СПИСОК ЗАДАНИЙ
a: Какой файл в папке с базой предлагается проверить в ветке форума?
b: Перепишите отрывок ветки форума, начав со слов «Приветствую Вас. Я» и остановившись после «Поехала угадайка=)», и замените в нём «с похожей проблемой» на «с подобной проблемой».

ФРАГМЕНТ ДОКУМЕНТА

───

# Форум 1С > Установка и администрирование 1С - Предприятие > 1С - Предприятие 7.7 >  Была хрюшечка(и платформа и базы) стала семёрка.Ошибка при запуске в метаданных.

## тэсса

Приветствую Вас. Я полный,нулевой uzer, как оказалось.Не могу 
загрузить базу.Ошибка в метаданных.А так, как только только перешла на семёрку...:blush::confused::(Темы конечно почитала,связанные с похожей проблемой,но не могу собраться с мыслями...поэтому sos...

----------


## Семен2014

> Не могу загрузить базу.Ошибка в метаданных


Поехала угадайка=) 
1. Копии резервной нет? или есть?
2. Проверить правильность пути до базы
3.Проверить в папке с базой самого файла 1сv7.md

Из простого вроде бы все. Если не угадал пишите)

----------

тэсса (28.09.2015)

----------


## тэсса

Платформа открывается.Захожу в путь ,отыскала базу ,скопировала название.Моно,открываю : ну и12.jpg

----------


## тэсса

Кое что стало происходить.Открыла базу,Свойства файла 1сv7.md и нет доступа.Сделала наверно большую глупость что настроила систему как Сеть.И вот теперь...доступ к файлу сделала (к одному)запустилось и затухла программа...Как и  что дальше...

----------


## Семен2014

можно попробовать дать доступ ко всей папке, а не только к мд-шнику

----------

тэсса (28.09.2015)

----------


## тэсса

Доступ сделала,тут ещё и это( bkend.dll.) надо патчить ...

----------

───

ПРИВЕДЁННЫЕ СТРОКИ
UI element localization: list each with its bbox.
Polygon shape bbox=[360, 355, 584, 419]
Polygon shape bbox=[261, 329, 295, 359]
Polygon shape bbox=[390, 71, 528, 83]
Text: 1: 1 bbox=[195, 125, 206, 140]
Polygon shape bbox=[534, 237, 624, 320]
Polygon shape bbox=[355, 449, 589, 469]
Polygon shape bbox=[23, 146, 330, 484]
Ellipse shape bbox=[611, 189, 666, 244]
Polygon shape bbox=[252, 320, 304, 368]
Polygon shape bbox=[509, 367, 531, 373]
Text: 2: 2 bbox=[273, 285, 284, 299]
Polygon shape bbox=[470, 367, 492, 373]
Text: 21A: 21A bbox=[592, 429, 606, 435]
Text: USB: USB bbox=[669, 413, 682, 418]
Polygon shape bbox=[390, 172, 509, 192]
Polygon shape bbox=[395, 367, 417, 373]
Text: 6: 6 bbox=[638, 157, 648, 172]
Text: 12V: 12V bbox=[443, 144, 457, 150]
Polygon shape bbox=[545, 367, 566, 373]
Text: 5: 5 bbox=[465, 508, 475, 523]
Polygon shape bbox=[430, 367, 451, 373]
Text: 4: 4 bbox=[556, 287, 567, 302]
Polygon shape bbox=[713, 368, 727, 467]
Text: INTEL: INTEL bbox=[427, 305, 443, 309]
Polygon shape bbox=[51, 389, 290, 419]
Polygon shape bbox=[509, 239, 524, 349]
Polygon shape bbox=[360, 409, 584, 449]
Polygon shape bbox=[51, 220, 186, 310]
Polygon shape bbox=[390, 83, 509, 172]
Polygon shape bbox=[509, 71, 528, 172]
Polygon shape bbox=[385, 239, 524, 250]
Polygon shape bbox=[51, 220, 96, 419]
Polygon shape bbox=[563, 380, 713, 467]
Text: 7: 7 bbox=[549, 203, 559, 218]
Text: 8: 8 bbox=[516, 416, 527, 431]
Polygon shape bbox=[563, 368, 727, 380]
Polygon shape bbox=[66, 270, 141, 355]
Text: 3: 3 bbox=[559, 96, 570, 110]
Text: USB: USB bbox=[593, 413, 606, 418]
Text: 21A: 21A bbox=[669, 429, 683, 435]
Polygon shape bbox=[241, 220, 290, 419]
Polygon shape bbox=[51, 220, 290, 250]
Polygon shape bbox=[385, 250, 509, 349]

───

ОТВЕТЫ ПО ЗАДАНИЯМ
a: Файл 1сv7.md.

b:
Приветствую Вас. Я полный,нулевой uzer, как оказалось.Не могу 
загрузить базу.Ошибка в метаданных.А так, как только только перешла на семёрку...:blush::confused::(Темы конечно почитала,связанные с подобной проблемой,но не могу собраться с мыслями...поэтому sos...

----------


## Семен2014

> Не могу загрузить базу.Ошибка в метаданных


Поехала угадайка=)